**TASK TO CARRY OUT:** Please count the lines in the listing below that contain the word "owed", and reply with only that number.

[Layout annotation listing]
■ ■ ■ ■

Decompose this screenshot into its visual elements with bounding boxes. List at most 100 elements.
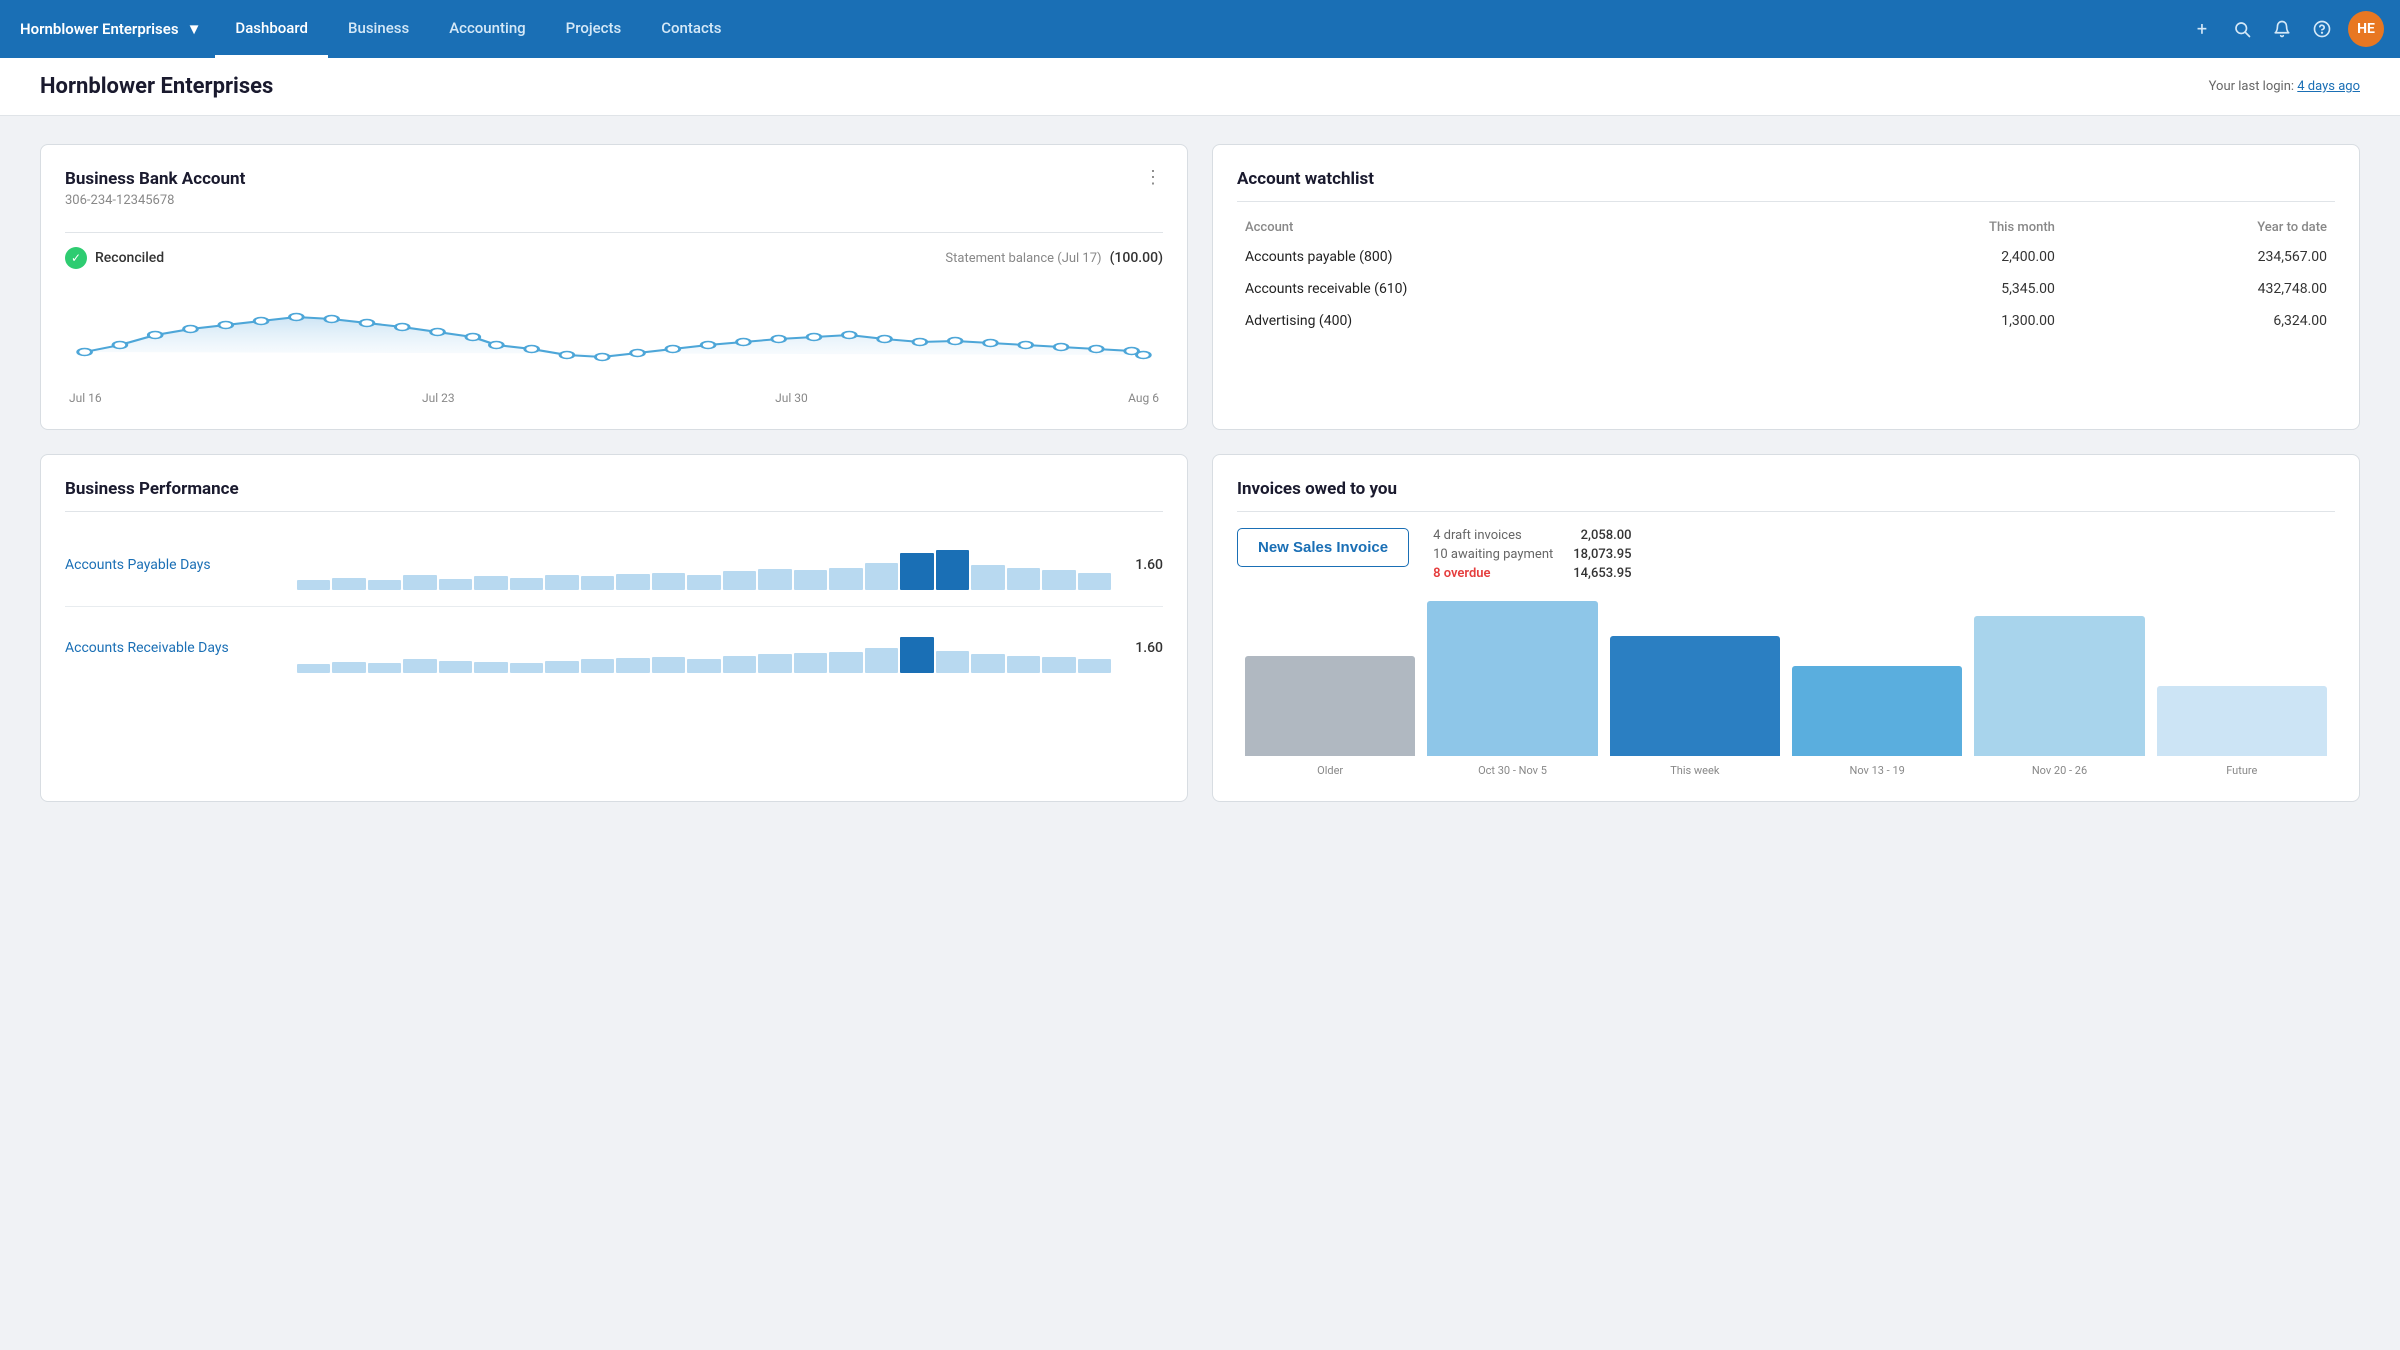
perf-bar — [616, 658, 649, 673]
invoices-bar-chart: Older Oct 30 - Nov 5 This week Nov 13 - … — [1237, 597, 2335, 777]
watchlist-ytd-1: 432,748.00 — [2063, 273, 2335, 305]
perf-bar — [1007, 656, 1040, 674]
invoice-stat-draft: 4 draft invoices 2,058.00 — [1433, 528, 1631, 543]
perf-bar — [332, 578, 365, 591]
chart-label-jul16: Jul 16 — [69, 391, 102, 405]
watchlist-divider — [1237, 201, 2335, 202]
perf-bar-highlight — [900, 553, 933, 591]
bar-group-nov20: Nov 20 - 26 — [1974, 616, 2144, 777]
watchlist-account-1: Accounts receivable (610) — [1237, 273, 1803, 305]
nav-contacts[interactable]: Contacts — [641, 0, 741, 58]
nav-projects[interactable]: Projects — [546, 0, 642, 58]
reconciled-status: ✓ Reconciled — [65, 247, 164, 269]
bank-chart — [65, 277, 1163, 387]
watchlist-title: Account watchlist — [1237, 169, 2335, 189]
perf-bar — [936, 651, 969, 674]
bar-older — [1245, 656, 1415, 756]
bar-label-nov13: Nov 13 - 19 — [1849, 764, 1904, 777]
invoices-top: New Sales Invoice 4 draft invoices 2,058… — [1237, 528, 2335, 581]
invoice-stat-draft-amount: 2,058.00 — [1581, 528, 1632, 543]
perf-bar — [616, 574, 649, 590]
last-login: Your last login: 4 days ago — [2209, 79, 2360, 94]
perf-bar — [297, 580, 330, 590]
reconciled-row: ✓ Reconciled Statement balance (Jul 17) … — [65, 247, 1163, 269]
perf-bars-0 — [297, 540, 1111, 590]
perf-bar-highlight — [936, 550, 969, 590]
perf-bar — [474, 576, 507, 590]
check-icon: ✓ — [65, 247, 87, 269]
chart-x-labels: Jul 16 Jul 23 Jul 30 Aug 6 — [65, 391, 1163, 405]
invoice-stat-overdue-label: 8 overdue — [1433, 566, 1490, 581]
bar-label-nov20: Nov 20 - 26 — [2032, 764, 2087, 777]
bank-title-group: Business Bank Account 306-234-12345678 — [65, 169, 245, 220]
performance-title: Business Performance — [65, 479, 1163, 499]
bar-label-future: Future — [2226, 764, 2257, 777]
perf-bar — [545, 575, 578, 590]
nav-accounting[interactable]: Accounting — [429, 0, 545, 58]
perf-bar — [971, 654, 1004, 673]
bar-future — [2157, 686, 2327, 756]
bank-header: Business Bank Account 306-234-12345678 ⋮ — [65, 169, 1163, 220]
perf-bar — [687, 575, 720, 590]
perf-bar — [510, 578, 543, 591]
nav-dashboard[interactable]: Dashboard — [215, 0, 328, 58]
performance-card: Business Performance Accounts Payable Da… — [40, 454, 1188, 802]
perf-value-0: 1.60 — [1123, 557, 1163, 573]
perf-row-1: Accounts Receivable Days — [65, 607, 1163, 689]
perf-bar — [829, 652, 862, 673]
page-title: Hornblower Enterprises — [40, 74, 273, 99]
bank-account-number: 306-234-12345678 — [65, 193, 245, 208]
watchlist-col-ytd: Year to date — [2063, 214, 2335, 241]
perf-bar-highlight — [900, 637, 933, 673]
perf-bar — [510, 663, 543, 673]
perf-bar — [687, 659, 720, 673]
performance-divider — [65, 511, 1163, 512]
perf-bar — [1078, 659, 1111, 673]
perf-bar — [297, 664, 330, 673]
nav-business[interactable]: Business — [328, 0, 429, 58]
perf-bar — [545, 661, 578, 674]
invoice-stat-overdue: 8 overdue 14,653.95 — [1433, 566, 1631, 581]
perf-bar — [439, 579, 472, 590]
bar-group-thisweek: This week — [1610, 636, 1780, 777]
perf-row-0: Accounts Payable Days — [65, 524, 1163, 607]
watchlist-card: Account watchlist Account This month Yea… — [1212, 144, 2360, 430]
invoices-card: Invoices owed to you New Sales Invoice 4… — [1212, 454, 2360, 802]
perf-bar — [865, 648, 898, 673]
add-button[interactable]: + — [2184, 11, 2220, 47]
nav-right: + HE — [2184, 11, 2384, 47]
bar-group-nov13: Nov 13 - 19 — [1792, 666, 1962, 777]
invoice-stat-awaiting-label: 10 awaiting payment — [1433, 547, 1553, 562]
watchlist-ytd-2: 6,324.00 — [2063, 305, 2335, 337]
invoices-divider — [1237, 511, 2335, 512]
watchlist-table: Account This month Year to date Accounts… — [1237, 214, 2335, 337]
bell-button[interactable] — [2264, 11, 2300, 47]
watchlist-col-account: Account — [1237, 214, 1803, 241]
nav-links: Dashboard Business Accounting Projects C… — [215, 0, 2184, 58]
perf-label-0[interactable]: Accounts Payable Days — [65, 557, 285, 573]
invoice-stats: 4 draft invoices 2,058.00 10 awaiting pa… — [1433, 528, 1631, 581]
perf-bar — [829, 568, 862, 591]
bar-nov20 — [1974, 616, 2144, 756]
perf-bar — [865, 563, 898, 591]
bank-menu-dots[interactable]: ⋮ — [1144, 169, 1163, 187]
perf-bar — [652, 573, 685, 591]
watchlist-row-0: Accounts payable (800) 2,400.00 234,567.… — [1237, 241, 2335, 273]
watchlist-header-row: Account This month Year to date — [1237, 214, 2335, 241]
search-button[interactable] — [2224, 11, 2260, 47]
last-login-link[interactable]: 4 days ago — [2297, 79, 2360, 94]
chart-label-aug6: Aug 6 — [1128, 391, 1159, 405]
invoice-stat-awaiting-amount: 18,073.95 — [1573, 547, 1631, 562]
perf-bar — [1042, 570, 1075, 590]
help-button[interactable] — [2304, 11, 2340, 47]
watchlist-row-2: Advertising (400) 1,300.00 6,324.00 — [1237, 305, 2335, 337]
invoices-title: Invoices owed to you — [1237, 479, 2335, 499]
new-sales-invoice-button[interactable]: New Sales Invoice — [1237, 528, 1409, 567]
bank-card-title: Business Bank Account — [65, 169, 245, 189]
invoice-stat-overdue-amount: 14,653.95 — [1573, 566, 1631, 581]
avatar[interactable]: HE — [2348, 11, 2384, 47]
brand-button[interactable]: Hornblower Enterprises ▼ — [16, 20, 215, 38]
bar-group-older: Older — [1245, 656, 1415, 777]
bar-nov13 — [1792, 666, 1962, 756]
perf-label-1[interactable]: Accounts Receivable Days — [65, 640, 285, 656]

■ ■ ■ ■

**RESULT OF THIS TASK:** 2